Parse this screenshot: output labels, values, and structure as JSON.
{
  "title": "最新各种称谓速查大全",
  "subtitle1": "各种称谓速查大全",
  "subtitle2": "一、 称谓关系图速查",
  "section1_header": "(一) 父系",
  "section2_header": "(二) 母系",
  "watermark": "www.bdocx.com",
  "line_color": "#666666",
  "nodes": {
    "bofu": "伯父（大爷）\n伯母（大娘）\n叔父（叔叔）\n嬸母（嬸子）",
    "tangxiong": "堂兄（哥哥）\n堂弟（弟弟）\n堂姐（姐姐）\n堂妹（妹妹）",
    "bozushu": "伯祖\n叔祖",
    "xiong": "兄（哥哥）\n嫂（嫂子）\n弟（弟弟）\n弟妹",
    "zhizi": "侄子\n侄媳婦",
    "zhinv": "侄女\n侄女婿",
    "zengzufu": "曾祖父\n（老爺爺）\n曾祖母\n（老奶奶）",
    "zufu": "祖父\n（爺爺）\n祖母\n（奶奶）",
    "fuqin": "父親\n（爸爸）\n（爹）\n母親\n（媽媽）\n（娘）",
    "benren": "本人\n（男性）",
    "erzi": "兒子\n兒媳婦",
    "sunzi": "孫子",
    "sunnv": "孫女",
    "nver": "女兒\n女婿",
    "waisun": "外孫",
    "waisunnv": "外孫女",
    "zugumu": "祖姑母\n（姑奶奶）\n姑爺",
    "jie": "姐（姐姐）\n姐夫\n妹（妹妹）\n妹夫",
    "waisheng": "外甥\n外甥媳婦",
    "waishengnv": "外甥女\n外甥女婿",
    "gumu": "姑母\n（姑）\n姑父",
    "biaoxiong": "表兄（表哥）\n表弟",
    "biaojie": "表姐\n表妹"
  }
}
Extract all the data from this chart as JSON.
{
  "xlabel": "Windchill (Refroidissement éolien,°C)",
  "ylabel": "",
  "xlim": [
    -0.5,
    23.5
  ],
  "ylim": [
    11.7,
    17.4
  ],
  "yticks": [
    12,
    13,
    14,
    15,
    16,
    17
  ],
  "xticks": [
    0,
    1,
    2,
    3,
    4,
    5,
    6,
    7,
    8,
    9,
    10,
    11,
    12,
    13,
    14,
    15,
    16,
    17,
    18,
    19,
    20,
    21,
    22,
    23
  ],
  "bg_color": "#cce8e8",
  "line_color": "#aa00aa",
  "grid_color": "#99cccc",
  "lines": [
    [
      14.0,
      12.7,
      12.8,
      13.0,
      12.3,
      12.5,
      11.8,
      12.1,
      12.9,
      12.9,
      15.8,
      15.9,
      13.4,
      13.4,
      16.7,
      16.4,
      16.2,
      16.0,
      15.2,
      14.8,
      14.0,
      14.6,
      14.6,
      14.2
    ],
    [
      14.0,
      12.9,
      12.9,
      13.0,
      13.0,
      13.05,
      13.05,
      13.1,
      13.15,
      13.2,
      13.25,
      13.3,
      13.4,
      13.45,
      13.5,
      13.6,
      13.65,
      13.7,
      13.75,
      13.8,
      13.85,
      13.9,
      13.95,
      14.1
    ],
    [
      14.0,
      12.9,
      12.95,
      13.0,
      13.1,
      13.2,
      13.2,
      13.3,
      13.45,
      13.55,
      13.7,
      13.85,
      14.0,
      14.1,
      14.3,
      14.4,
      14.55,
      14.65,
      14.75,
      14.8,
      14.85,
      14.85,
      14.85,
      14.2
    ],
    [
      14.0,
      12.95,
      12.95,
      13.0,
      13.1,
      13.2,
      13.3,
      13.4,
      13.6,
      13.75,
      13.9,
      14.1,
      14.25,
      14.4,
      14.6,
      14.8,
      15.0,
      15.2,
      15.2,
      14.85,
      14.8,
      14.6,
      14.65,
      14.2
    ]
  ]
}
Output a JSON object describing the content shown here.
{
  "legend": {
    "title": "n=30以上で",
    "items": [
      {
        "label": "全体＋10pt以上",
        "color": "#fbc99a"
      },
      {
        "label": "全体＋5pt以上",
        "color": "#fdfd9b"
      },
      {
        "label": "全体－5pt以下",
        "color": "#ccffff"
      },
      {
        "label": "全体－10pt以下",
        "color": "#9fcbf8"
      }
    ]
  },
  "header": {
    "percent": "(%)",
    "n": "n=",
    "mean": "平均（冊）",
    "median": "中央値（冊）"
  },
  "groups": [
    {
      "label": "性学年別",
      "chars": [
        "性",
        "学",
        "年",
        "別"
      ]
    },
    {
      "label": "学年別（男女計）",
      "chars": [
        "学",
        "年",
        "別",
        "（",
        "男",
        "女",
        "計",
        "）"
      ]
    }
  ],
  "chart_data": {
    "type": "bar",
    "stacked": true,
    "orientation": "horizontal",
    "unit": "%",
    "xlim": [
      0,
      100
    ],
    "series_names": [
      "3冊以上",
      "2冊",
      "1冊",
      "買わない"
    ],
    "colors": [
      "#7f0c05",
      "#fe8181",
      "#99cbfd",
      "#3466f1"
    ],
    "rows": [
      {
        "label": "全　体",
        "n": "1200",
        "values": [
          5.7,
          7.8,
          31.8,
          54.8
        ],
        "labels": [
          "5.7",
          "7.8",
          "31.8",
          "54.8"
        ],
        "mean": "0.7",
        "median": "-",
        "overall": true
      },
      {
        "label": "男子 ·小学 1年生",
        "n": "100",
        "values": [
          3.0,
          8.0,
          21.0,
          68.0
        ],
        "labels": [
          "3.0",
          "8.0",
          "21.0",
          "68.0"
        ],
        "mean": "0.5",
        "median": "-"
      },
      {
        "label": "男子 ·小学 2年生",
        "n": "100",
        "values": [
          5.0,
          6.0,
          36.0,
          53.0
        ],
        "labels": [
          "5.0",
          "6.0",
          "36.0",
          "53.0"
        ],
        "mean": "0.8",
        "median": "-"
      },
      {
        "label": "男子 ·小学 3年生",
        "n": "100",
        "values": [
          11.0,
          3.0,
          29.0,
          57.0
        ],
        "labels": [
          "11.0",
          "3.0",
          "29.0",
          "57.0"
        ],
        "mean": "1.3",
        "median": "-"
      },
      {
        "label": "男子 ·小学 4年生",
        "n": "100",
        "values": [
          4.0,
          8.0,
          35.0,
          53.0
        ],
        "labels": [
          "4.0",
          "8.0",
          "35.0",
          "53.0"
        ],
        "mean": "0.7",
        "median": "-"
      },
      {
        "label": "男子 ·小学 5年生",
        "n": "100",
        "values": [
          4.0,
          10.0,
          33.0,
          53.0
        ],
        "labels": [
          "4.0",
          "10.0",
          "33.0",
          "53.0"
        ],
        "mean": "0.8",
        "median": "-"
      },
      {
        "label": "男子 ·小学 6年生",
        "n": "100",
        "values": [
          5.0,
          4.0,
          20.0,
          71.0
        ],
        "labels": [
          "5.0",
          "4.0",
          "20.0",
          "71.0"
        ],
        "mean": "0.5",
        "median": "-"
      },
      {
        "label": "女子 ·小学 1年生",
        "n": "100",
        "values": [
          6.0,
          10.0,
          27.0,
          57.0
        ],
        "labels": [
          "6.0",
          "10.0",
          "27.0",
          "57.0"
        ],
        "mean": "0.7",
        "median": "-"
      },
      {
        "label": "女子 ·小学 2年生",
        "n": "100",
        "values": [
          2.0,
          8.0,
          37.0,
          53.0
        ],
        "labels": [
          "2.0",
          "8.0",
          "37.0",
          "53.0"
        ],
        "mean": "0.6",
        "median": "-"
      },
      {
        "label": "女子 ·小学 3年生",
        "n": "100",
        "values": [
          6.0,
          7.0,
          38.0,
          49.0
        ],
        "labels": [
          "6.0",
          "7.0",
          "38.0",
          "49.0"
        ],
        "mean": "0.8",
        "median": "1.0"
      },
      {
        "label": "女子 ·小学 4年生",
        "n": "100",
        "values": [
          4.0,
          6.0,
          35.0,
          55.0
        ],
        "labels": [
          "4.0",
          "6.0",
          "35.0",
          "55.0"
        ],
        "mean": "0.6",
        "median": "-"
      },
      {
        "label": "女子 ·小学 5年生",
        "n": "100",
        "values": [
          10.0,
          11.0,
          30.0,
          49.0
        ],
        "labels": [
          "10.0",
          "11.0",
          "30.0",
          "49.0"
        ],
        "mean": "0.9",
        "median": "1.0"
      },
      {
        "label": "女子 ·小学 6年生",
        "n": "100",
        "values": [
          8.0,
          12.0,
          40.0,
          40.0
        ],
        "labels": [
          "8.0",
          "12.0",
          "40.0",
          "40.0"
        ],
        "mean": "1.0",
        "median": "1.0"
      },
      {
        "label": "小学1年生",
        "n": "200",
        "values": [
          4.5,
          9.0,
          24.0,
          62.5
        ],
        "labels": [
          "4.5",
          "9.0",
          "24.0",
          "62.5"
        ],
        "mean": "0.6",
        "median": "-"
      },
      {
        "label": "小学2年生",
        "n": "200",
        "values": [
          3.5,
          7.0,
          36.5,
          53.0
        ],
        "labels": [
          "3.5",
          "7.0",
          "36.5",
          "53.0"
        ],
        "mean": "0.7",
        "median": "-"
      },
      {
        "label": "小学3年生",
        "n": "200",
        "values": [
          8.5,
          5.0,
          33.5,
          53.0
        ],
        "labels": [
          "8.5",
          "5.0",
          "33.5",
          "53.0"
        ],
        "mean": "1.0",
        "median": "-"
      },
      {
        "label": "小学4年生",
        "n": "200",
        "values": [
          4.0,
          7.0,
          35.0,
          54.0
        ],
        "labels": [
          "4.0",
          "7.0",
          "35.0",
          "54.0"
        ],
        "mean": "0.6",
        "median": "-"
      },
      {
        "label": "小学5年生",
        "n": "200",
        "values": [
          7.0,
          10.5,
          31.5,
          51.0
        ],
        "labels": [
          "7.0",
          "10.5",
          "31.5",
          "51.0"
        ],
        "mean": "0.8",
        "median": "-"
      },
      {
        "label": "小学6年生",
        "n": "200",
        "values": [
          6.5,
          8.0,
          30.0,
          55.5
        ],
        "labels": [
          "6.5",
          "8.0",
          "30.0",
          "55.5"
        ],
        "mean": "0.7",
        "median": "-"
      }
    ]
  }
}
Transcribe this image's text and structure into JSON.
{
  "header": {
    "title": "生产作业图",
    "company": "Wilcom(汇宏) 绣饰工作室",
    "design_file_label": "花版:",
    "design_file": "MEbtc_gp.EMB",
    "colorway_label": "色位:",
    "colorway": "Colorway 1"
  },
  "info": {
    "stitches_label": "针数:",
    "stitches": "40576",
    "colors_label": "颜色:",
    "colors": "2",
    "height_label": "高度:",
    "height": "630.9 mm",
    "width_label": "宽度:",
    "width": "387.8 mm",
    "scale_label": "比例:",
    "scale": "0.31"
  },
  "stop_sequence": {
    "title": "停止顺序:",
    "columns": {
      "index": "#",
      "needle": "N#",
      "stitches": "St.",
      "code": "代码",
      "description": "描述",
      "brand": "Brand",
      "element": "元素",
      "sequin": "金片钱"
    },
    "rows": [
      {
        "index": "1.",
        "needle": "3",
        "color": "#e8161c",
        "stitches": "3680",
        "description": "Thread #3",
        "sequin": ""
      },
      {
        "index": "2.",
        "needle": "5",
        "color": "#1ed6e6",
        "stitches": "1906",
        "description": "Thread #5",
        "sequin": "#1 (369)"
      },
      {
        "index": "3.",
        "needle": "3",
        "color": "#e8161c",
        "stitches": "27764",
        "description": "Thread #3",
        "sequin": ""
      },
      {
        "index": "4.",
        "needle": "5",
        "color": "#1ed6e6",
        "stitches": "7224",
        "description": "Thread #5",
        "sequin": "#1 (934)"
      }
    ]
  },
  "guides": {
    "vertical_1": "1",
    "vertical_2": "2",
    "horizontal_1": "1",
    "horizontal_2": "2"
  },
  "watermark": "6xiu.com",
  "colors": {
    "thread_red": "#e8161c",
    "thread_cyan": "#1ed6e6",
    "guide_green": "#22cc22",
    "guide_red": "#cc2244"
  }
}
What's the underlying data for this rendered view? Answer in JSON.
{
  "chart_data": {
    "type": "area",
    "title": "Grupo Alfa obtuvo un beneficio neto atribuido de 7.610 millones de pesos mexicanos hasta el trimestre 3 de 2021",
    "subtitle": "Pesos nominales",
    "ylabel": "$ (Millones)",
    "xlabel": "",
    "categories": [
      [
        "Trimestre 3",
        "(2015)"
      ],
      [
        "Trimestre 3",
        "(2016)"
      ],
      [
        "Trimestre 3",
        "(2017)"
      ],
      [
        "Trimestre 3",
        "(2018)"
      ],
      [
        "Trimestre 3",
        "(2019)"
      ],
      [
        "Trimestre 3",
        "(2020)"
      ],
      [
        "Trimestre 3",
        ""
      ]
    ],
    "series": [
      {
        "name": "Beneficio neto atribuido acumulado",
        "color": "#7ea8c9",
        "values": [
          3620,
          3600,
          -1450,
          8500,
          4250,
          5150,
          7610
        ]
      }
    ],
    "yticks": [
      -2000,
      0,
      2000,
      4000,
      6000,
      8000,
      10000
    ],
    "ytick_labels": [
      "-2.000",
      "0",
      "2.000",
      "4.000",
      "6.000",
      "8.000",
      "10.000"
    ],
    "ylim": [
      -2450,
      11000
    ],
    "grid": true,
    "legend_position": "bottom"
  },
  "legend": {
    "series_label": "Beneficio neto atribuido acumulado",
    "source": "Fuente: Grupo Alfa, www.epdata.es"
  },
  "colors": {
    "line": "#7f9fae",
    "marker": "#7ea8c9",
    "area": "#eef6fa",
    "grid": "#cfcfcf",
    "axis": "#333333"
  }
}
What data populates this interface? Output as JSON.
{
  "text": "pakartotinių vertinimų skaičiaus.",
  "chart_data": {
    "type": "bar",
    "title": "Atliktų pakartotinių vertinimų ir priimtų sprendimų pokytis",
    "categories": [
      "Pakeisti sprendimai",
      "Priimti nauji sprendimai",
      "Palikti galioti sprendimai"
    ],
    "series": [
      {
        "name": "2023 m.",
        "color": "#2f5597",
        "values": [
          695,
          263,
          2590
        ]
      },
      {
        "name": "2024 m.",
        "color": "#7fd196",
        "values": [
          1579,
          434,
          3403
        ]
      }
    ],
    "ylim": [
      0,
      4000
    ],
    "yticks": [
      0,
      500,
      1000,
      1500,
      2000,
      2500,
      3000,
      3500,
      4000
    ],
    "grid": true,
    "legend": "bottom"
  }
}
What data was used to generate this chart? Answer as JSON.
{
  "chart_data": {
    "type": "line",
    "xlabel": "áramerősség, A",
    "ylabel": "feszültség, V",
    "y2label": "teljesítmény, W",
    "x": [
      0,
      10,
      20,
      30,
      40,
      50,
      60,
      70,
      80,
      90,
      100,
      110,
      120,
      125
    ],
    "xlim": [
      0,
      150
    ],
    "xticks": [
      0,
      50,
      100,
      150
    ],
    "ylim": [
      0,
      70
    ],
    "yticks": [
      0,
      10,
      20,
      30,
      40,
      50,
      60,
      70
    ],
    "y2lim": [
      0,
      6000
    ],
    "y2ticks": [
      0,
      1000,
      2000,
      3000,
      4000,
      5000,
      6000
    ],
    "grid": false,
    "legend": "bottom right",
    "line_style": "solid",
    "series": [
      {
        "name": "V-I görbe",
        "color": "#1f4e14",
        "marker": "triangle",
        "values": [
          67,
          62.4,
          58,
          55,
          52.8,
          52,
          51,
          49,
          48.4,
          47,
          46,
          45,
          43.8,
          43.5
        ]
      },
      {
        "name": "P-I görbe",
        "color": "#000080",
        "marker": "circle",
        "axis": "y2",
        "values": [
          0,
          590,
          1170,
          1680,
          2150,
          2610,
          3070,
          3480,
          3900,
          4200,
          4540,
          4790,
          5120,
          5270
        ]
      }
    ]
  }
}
::::::
TASK DESCRIPTION -> List the lines of the records where "marker" occurs.

SOLUTION TO THE PROBLEM ->
    "marker": "#7ea8c9",
        "marker": "triangle",
        "marker": "circle",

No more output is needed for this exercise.